**Exercise description**
Make an exact transcription of the material, leaving out all images.

═══ Records shown

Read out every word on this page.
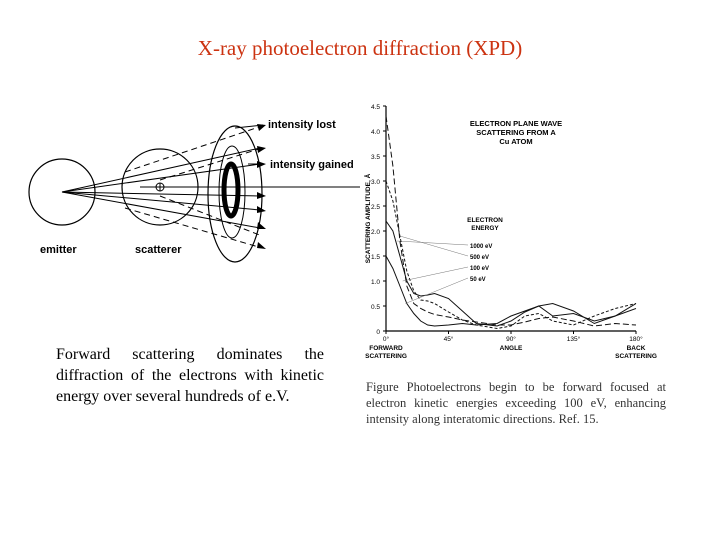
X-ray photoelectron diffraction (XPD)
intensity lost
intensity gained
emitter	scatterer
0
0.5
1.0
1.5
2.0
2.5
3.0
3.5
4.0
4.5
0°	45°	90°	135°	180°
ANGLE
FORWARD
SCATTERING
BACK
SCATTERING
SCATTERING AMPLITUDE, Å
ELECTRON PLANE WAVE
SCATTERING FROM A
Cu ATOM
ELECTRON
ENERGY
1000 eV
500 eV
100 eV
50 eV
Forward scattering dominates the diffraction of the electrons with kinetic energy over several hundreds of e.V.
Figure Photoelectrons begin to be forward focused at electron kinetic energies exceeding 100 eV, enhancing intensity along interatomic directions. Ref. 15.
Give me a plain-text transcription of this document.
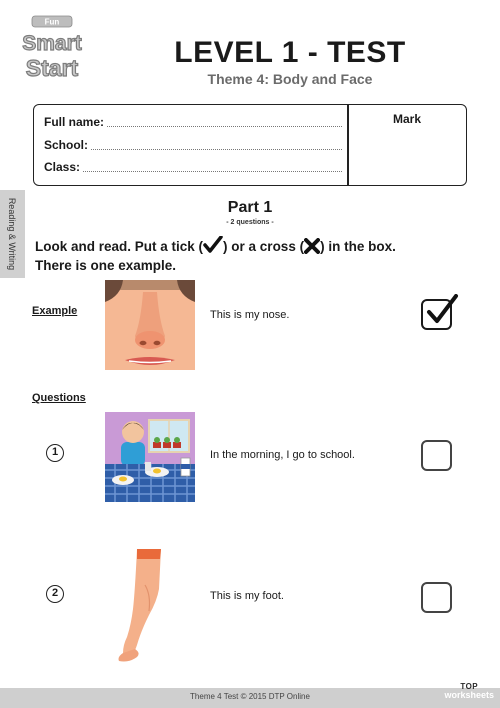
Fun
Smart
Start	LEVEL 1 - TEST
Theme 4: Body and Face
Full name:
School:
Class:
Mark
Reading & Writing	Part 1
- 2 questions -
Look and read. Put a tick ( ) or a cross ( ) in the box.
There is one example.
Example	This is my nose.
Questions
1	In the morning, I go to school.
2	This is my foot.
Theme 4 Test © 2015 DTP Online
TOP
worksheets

══════

**Exercise answer**
Read out every word on this page.
X-ray photoelectron diffraction (XPD)
intensity lost
intensity gained
emitter	scatterer
0
0.5
1.0
1.5
2.0
2.5
3.0
3.5
4.0
4.5
0°	45°	90°	135°	180°
ANGLE
FORWARD
SCATTERING
BACK
SCATTERING
SCATTERING AMPLITUDE, Å
ELECTRON PLANE WAVE
SCATTERING FROM A
Cu ATOM
ELECTRON
ENERGY
1000 eV
500 eV
100 eV
50 eV
Forward scattering dominates the diffraction of the electrons with kinetic energy over several hundreds of e.V.
Figure Photoelectrons begin to be forward focused at electron kinetic energies exceeding 100 eV, enhancing intensity along interatomic directions. Ref. 15.
Give me a plain-text transcription of this document.
Fun
Smart
Start	LEVEL 1 - TEST
Theme 4: Body and Face
Full name:
School:
Class:
Mark
Reading & Writing	Part 1
- 2 questions -
Look and read. Put a tick ( ) or a cross ( ) in the box.
There is one example.
Example	This is my nose.
Questions
1	In the morning, I go to school.
2	This is my foot.
Theme 4 Test © 2015 DTP Online
TOP
worksheets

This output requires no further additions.